DOCUMENT EXTRACT
— begin —

Overall, the dynamic import resolution can be schematized as a nested loop. The main loop walks modules following the in-memory order (blue in the figure below) while, for each module, a second loop walks exported functions looking for a matching hash between desired import and available exports (red in the figure below).

Figure 14: The import resolution flow.

Building a Rainbow Table

Identifying which imports the shellcode relies on will provide us with further insight into the rest of its logic. Instead of dynamically analyzing the shellcode, and given that we have figured out the hashing algorithm above, we can build ourselves a rainbow table.

A rainbow table is a precomputed table for caching the output of cryptographic hash functions, usually for cracking password hashes.

wikipedia.org

The following Python snippet computes the “Metasploit” hashes for DLL exports located in the most common system locations.

import glob
import os
import pefile
import sys

size = 32
mask = ((2**size) - 1)

# Resolve 32- and 64-bit System32 paths
root = os.environ.get('SystemRoot')
if not root:
    raise Exception('Missing "SystemRoot" environment variable')

globs = [f"{root}\\System32\\*.dll", f"{root}\\SysWOW64\\*.dll"]

# Helper function for rotate-right
def ror(number, bits):
    return ((number >> (bits % size)) | (number << (size - (bits % size)))) &  mask

# Define hashing algorithm
def get_hash(data):
    result = 0
    for b in data:
        result = ror(result, 0x0D)
        result = (result + b) & mask
    return result

# Helper function to uppercase data
def upper(data):
    return [(b if b < ord('a') else b - 0x20) for b in data]

# Print CSV header
print("File,Function,IDA,Yara")

# Loop through all DLLs
for g in globs:
    for file in glob.glob(g):
        # Compute the DllHash
        name = upper(os.path.basename(file).encode('UTF-16-LE') + b'\x00\x00')
        file_hash = get_hash(name)
        try:
            # Parse the DLL for exports
            pe = pefile.PE(file, fast_load=True)

— end —

LISTING
— begin —

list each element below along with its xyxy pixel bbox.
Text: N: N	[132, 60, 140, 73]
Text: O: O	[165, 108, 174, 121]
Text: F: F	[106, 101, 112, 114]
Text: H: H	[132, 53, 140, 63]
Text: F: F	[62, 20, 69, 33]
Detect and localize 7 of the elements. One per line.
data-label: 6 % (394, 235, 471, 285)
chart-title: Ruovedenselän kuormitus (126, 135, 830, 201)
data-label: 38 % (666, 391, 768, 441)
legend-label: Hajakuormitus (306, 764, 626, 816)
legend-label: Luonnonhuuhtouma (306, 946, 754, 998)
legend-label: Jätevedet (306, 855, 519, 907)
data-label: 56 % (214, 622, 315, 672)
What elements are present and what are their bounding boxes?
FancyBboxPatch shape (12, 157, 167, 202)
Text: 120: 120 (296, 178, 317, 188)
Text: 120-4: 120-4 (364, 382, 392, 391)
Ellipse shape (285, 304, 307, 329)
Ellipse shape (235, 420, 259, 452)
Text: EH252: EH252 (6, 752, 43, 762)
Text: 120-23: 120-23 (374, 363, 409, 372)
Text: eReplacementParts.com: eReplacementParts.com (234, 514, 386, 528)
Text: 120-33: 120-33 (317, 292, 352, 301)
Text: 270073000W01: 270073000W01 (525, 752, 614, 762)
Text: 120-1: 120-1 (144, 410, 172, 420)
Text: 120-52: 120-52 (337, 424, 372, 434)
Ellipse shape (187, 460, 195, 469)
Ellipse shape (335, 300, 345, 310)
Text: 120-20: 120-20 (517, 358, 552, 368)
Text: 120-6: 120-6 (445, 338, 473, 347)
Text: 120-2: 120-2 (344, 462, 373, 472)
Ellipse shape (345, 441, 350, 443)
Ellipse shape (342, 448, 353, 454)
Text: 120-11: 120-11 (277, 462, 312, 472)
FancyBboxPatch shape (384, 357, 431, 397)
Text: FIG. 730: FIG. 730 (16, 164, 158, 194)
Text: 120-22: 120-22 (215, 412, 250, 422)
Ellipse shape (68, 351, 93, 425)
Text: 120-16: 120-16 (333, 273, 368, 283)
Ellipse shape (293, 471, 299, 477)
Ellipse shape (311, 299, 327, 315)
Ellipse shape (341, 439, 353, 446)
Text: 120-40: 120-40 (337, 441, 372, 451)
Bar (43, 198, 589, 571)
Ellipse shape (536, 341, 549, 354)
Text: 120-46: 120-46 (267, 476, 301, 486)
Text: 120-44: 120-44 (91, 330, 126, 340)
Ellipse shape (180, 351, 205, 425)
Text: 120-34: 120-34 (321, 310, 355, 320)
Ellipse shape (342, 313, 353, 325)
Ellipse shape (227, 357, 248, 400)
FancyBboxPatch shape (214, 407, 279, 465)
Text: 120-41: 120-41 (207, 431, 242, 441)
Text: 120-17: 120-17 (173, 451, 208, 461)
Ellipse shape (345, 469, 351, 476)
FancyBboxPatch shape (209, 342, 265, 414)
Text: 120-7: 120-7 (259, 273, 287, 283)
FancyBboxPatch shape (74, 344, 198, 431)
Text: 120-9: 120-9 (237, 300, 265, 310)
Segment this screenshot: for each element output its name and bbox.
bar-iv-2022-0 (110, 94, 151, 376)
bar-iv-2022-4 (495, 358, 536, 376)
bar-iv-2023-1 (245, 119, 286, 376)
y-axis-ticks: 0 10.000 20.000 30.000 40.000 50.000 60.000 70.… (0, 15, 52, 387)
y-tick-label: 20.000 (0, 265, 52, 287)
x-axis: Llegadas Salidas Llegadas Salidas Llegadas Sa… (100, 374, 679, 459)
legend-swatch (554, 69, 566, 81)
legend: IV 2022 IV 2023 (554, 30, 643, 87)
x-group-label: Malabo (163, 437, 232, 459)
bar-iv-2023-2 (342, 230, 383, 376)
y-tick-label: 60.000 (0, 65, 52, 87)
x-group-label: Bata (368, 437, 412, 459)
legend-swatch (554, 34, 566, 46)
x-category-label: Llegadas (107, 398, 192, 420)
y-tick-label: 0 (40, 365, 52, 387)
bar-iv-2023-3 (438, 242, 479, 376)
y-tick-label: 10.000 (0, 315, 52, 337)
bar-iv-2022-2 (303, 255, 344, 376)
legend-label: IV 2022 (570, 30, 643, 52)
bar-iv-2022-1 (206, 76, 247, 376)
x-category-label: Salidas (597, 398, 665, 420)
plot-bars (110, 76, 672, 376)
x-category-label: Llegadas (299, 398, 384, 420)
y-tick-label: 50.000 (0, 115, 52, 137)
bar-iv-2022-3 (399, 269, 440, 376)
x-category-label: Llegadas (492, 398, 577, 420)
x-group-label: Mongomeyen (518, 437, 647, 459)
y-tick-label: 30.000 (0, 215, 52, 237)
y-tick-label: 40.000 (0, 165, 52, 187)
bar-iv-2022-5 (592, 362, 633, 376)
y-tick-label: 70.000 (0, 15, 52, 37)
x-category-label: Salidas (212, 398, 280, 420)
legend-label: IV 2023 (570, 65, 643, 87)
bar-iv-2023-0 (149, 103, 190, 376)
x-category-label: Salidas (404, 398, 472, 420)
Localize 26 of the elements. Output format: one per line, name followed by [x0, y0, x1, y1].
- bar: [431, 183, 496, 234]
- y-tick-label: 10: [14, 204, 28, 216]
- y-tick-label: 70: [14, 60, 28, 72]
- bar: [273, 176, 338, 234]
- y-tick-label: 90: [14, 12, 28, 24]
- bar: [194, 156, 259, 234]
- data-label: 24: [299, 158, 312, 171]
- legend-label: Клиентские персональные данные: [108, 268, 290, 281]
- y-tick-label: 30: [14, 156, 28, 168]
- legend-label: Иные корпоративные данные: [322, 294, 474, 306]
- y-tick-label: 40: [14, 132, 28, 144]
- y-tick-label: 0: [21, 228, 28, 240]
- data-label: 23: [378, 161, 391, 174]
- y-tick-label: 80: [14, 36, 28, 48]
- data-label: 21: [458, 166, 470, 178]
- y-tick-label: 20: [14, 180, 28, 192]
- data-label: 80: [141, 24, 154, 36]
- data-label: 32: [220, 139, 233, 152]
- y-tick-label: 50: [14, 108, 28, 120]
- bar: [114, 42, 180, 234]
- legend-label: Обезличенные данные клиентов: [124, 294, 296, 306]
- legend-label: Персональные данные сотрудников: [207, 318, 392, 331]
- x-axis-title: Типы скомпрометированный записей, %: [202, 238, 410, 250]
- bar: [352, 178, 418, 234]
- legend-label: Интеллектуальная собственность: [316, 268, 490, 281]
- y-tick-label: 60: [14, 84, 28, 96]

— end —

WORK TO DO
• A. Check each statement against the import-resolution text and mark it yes or no, quoting the words of the text that settle it. (i) The main loop walks exported functions, and the inner loop walks modules. (ii) The script searches for DLLs in both System32 and SysWOW64. (iii) In the hashing function, the running result is rotated right by 0x0D before each byte is added.
• B. Carry on with the import-resolution text, picking up the Python code right after its last line shown.

TASK-BY-TASK OUTPUTS
• A.
(i) No: "The main loop walks modules following the in-memory order (blue in the figure below) while, for each module, a second loop walks exported functions"
(ii) Yes: "globs = [f"{root}\\System32\\*.dll", f"{root}\\SysWOW64\\*.dll"]"
(iii) Yes: "result = ror(result, 0x0D)" followed by "result = (result + b) & mask"

• B.
            pe.parse_data_directories(directories = [pefile.DIRECTORY_ENTRY["IMAGE_DIRECTORY_ENTRY_EXPORT"]])
            if hasattr(pe, "DIRECTORY_ENTRY_EXPORT"):
                # Loop through exports
                for exp in pe.DIRECTORY_ENTRY_EXPORT.symbols:
                    if exp.name:
                        # Compute ExportHash
                        name = exp.name.decode('UTF-8')
                        exp_hash = get_hash(exp.name + b'\x00')
                        metasploit_hash = (file_hash + exp_hash) & 0xffffffff
                        # Compute additional representations
                        ida_view = metasploit_hash.to_bytes(size/8, byteorder='big').hex().upper() + "h"
                        yara_view = metasploit_hash.to_bytes(size/8, byteorder='little').hex(' ')
                        # Print CSV entry
                        print(f"\"{file}\",\"{name}\",\"{ida_view}\",\"{{{yara_view}}}\"")
        except pefile.PEFormatError:
            print(f"Unable to parse {file} as a valid PE, skipping.", file=sys.stderr)
            continue

As an example, the following PowerShell commands generate a rainbow table, then searches it for the 726774Ch hash we observed first in figure 2. For everyone’s convenience, we have published our rainbow.csv version containing 239k hashes.

# Generate the rainbow table in CSV format
PS > .\rainbow.py | Out-File .\rainbow.csv -Encoding UTF8

# Search the rainbow table for a hash
PS > Get-Content .\rainbow.csv | Select-String 726774Ch
"C:\Windows\System32\kernel32.dll","LoadLibraryA","0726774Ch","{4c 77 26 07}"
"C:\Windows\SysWOW64\kernel32.dll","LoadLibraryA","0726774Ch","{4c 77 26 07}"

As can be observed above, the first import resolved and called by the shellcode is LoadLibraryA, exported by the 32- and 64-bit kernel32.dll.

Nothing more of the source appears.